Les œstrogènes stéroïdes sont toujours des cancérigènes de groupe 1, c’est-à-dire dont la cancérogénicité est avérée ou très fortement suspectée. Mais elles seront malgré tout la fontaine de jouvence pour « ce sexe destiné à faire le bonheur de l’homme » De Gardanne. On peut toujours lire sur certains panneaux d’affichage de bord de route états-uniennes des publicités pour des cliniques très privées qui proposent des traitements hormonaux complets aux femmes, arguant que « les hormones sont aux femmes ce que l’eau est aux plantes. » Les femmes sont toujours faites d’une substance différente et donc toujours disqualifiées par rapport aux hommes. Les femmes sont hormones !
Madame R aux Etats Unis avait confié lors de son interview qu’ayant un dysfonctionnement thyroïdien, elle avait des rendez-vous réguliers chez un médecin spécialiste. Une visite dans les années 1990 reste marquée dans sa mémoire. Elle était dans le cabinet pour sa consultation de contrôle pour sa thyroïde, et son médecin avait dû s’absenter. Restant seule et curieuse de nature, elle a lu les documents aperçus sur le bureau du praticien. Un mémo spécifiait que toutes les patientes devraient être mises en garde contre l’ostéoporose de la femme vieillissante. Effectivement, lorsque le médecin revint, il lui signifia que pour sa thyroïde tout était en ordre, mais qu’en revanche il était temps de se prémunir contre l’ostéoporose, affliction des femmes vieillissantes c’est-à-dire ménopausées, ce qu’elle était. Pour lui, il était temps d’envisager de commencer un traitement hormonal de la ménopause.

Madame L qui ne manque pas d’humour lui répondit immédiatement qu’il pourrait commencer par prescrire une corde à sauter ce qui serait certainement plus efficace et moins dangereux.

Décidément, les mythes se confondent avec la réalité.

Les recherches du mouvement féministe

L’histoire du traitement hormonal se rattache aussi à l’histoire du mouvement féministe.

JEU DE DONNÉES:

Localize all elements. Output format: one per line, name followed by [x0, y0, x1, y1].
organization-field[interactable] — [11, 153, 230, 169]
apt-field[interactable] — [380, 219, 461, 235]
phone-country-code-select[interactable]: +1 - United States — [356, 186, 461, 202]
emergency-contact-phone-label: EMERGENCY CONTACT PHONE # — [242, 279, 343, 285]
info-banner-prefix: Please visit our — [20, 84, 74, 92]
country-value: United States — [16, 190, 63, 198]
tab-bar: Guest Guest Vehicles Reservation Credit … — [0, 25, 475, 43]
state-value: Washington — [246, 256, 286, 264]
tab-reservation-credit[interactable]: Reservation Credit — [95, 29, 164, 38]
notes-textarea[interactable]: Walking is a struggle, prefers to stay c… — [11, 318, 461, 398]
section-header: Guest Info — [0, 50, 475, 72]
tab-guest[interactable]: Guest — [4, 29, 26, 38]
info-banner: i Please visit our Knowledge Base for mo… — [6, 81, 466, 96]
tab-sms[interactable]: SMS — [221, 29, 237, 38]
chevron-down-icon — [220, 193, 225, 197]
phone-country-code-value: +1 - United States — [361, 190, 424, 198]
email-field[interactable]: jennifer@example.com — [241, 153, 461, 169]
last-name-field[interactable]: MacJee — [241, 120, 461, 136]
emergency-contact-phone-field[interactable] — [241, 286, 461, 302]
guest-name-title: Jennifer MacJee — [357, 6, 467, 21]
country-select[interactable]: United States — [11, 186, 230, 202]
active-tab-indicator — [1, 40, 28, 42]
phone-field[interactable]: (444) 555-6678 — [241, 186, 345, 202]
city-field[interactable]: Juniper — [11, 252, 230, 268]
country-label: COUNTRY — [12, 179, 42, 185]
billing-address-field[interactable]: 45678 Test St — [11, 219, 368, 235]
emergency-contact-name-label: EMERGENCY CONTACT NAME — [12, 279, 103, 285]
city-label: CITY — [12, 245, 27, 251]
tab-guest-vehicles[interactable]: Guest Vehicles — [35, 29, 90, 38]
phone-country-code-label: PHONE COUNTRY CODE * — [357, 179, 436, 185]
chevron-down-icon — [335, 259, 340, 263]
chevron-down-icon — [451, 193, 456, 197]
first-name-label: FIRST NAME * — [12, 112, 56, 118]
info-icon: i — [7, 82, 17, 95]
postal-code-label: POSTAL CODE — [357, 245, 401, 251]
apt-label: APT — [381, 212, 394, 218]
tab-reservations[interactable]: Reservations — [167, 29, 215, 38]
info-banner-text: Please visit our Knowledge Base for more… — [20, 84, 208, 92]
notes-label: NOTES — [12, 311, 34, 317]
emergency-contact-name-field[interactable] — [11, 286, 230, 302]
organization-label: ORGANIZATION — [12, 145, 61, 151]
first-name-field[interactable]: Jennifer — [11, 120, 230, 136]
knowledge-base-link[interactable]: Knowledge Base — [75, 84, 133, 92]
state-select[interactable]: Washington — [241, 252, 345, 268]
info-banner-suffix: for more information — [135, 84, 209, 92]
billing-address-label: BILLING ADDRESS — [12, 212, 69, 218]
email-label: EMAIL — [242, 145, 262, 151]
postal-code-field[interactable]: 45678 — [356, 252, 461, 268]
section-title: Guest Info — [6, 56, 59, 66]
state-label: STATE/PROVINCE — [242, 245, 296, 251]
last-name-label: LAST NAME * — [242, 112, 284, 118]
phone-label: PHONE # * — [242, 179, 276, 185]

CONSIGNE:
Quelles phrases de l'extrait sur le traitement hormonal contiennent le mot « toujours » ? Citez chacune d'elles en entier. Les entrées forment un matériau distinct de l'extrait.

CORRIGÉ:
- Les œstrogènes stéroïdes sont toujours des cancérigènes de groupe 1, c’est-à-dire dont la cancérogénicité est avérée ou très fortement suspectée.
- On peut toujours lire sur certains panneaux d’affichage de bord de route états-uniennes des publicités pour des cliniques très privées qui proposent des traitements hormonaux complets aux femmes, arguant que « les hormones sont aux femmes ce que l’eau est aux plantes. »
- Les femmes sont toujours faites d’une substance différente et donc toujours disqualifiées par rapport aux hommes.